*DESCRIPTION OF THE TASK*.
Without the pictures, set down every line of the data exactly.

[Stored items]
begin

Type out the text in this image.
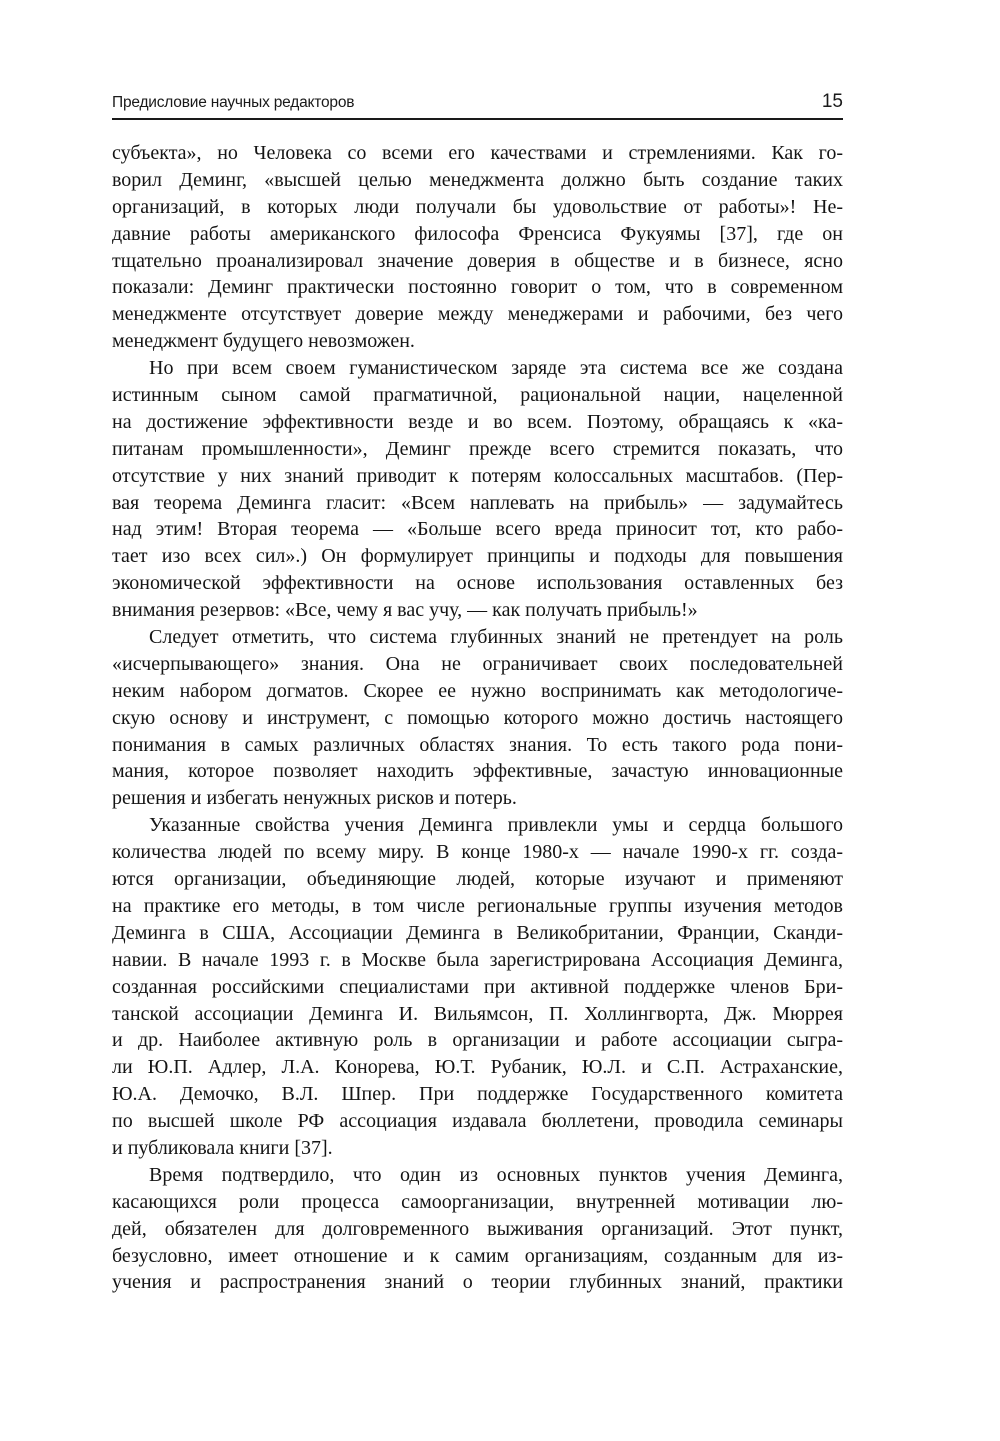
Предисловие научных редакторов	15
субъекта», но Человека со всеми его качествами и стремлениями. Как го-
ворил Деминг, «высшей целью менеджмента должно быть создание таких
организаций, в которых люди получали бы удовольствие от работы»! Не-
давние работы американского философа Френсиса Фукуямы [37], где он
тщательно проанализировал значение доверия в обществе и в бизнесе, ясно
показали: Деминг практически постоянно говорит о том, что в современном
менеджменте отсутствует доверие между менеджерами и рабочими, без чего
менеджмент будущего невозможен.
Но при всем своем гуманистическом заряде эта система все же создана
истинным сыном самой прагматичной, рациональной нации, нацеленной
на достижение эффективности везде и во всем. Поэтому, обращаясь к «ка-
питанам промышленности», Деминг прежде всего стремится показать, что
отсутствие у них знаний приводит к потерям колоссальных масштабов. (Пер-
вая теорема Деминга гласит: «Всем наплевать на прибыль» — задумайтесь
над этим! Вторая теорема — «Больше всего вреда приносит тот, кто рабо-
тает изо всех сил».) Он формулирует принципы и подходы для повышения
экономической эффективности на основе использования оставленных без
внимания резервов: «Все, чему я вас учу, — как получать прибыль!»
Следует отметить, что система глубинных знаний не претендует на роль
«исчерпывающего» знания. Она не ограничивает своих последовательней
неким набором догматов. Скорее ее нужно воспринимать как методологиче-
скую основу и инструмент, с помощью которого можно достичь настоящего
понимания в самых различных областях знания. То есть такого рода пони-
мания, которое позволяет находить эффективные, зачастую инновационные
решения и избегать ненужных рисков и потерь.
Указанные свойства учения Деминга привлекли умы и сердца большого
количества людей по всему миру. В конце 1980-х — начале 1990-х гг. созда-
ются организации, объединяющие людей, которые изучают и применяют
на практике его методы, в том числе региональные группы изучения методов
Деминга в США, Ассоциации Деминга в Великобритании, Франции, Сканди-
навии. В начале 1993 г. в Москве была зарегистрирована Ассоциация Деминга,
созданная российскими специалистами при активной поддержке членов Бри-
танской ассоциации Деминга И. Вильямсон, П. Холлингворта, Дж. Мюррея
и др. Наиболее активную роль в организации и работе ассоциации сыгра-
ли Ю.П. Адлер, Л.А. Конорева, Ю.Т. Рубаник, Ю.Л. и С.П. Астраханские,
Ю.А. Демочко, В.Л. Шпер. При поддержке Государственного комитета
по высшей школе РФ ассоциация издавала бюллетени, проводила семинары
и публиковала книги [37].
Время подтвердило, что один из основных пунктов учения Деминга,
касающихся роли процесса самоорганизации, внутренней мотивации лю-
дей, обязателен для долговременного выживания организаций. Этот пункт,
безусловно, имеет отношение и к самим организациям, созданным для из-
учения и распространения знаний о теории глубинных знаний, практики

end

*CORRECT ANSWER*.
Type out the text in this image.
Предисловие научных редакторов	15
субъекта», но Человека со всеми его качествами и стремлениями. Как го-
ворил Деминг, «высшей целью менеджмента должно быть создание таких
организаций, в которых люди получали бы удовольствие от работы»! Не-
давние работы американского философа Френсиса Фукуямы [37], где он
тщательно проанализировал значение доверия в обществе и в бизнесе, ясно
показали: Деминг практически постоянно говорит о том, что в современном
менеджменте отсутствует доверие между менеджерами и рабочими, без чего
менеджмент будущего невозможен.
Но при всем своем гуманистическом заряде эта система все же создана
истинным сыном самой прагматичной, рациональной нации, нацеленной
на достижение эффективности везде и во всем. Поэтому, обращаясь к «ка-
питанам промышленности», Деминг прежде всего стремится показать, что
отсутствие у них знаний приводит к потерям колоссальных масштабов. (Пер-
вая теорема Деминга гласит: «Всем наплевать на прибыль» — задумайтесь
над этим! Вторая теорема — «Больше всего вреда приносит тот, кто рабо-
тает изо всех сил».) Он формулирует принципы и подходы для повышения
экономической эффективности на основе использования оставленных без
внимания резервов: «Все, чему я вас учу, — как получать прибыль!»
Следует отметить, что система глубинных знаний не претендует на роль
«исчерпывающего» знания. Она не ограничивает своих последовательней
неким набором догматов. Скорее ее нужно воспринимать как методологиче-
скую основу и инструмент, с помощью которого можно достичь настоящего
понимания в самых различных областях знания. То есть такого рода пони-
мания, которое позволяет находить эффективные, зачастую инновационные
решения и избегать ненужных рисков и потерь.
Указанные свойства учения Деминга привлекли умы и сердца большого
количества людей по всему миру. В конце 1980-х — начале 1990-х гг. созда-
ются организации, объединяющие людей, которые изучают и применяют
на практике его методы, в том числе региональные группы изучения методов
Деминга в США, Ассоциации Деминга в Великобритании, Франции, Сканди-
навии. В начале 1993 г. в Москве была зарегистрирована Ассоциация Деминга,
созданная российскими специалистами при активной поддержке членов Бри-
танской ассоциации Деминга И. Вильямсон, П. Холлингворта, Дж. Мюррея
и др. Наиболее активную роль в организации и работе ассоциации сыгра-
ли Ю.П. Адлер, Л.А. Конорева, Ю.Т. Рубаник, Ю.Л. и С.П. Астраханские,
Ю.А. Демочко, В.Л. Шпер. При поддержке Государственного комитета
по высшей школе РФ ассоциация издавала бюллетени, проводила семинары
и публиковала книги [37].
Время подтвердило, что один из основных пунктов учения Деминга,
касающихся роли процесса самоорганизации, внутренней мотивации лю-
дей, обязателен для долговременного выживания организаций. Этот пункт,
безусловно, имеет отношение и к самим организациям, созданным для из-
учения и распространения знаний о теории глубинных знаний, практики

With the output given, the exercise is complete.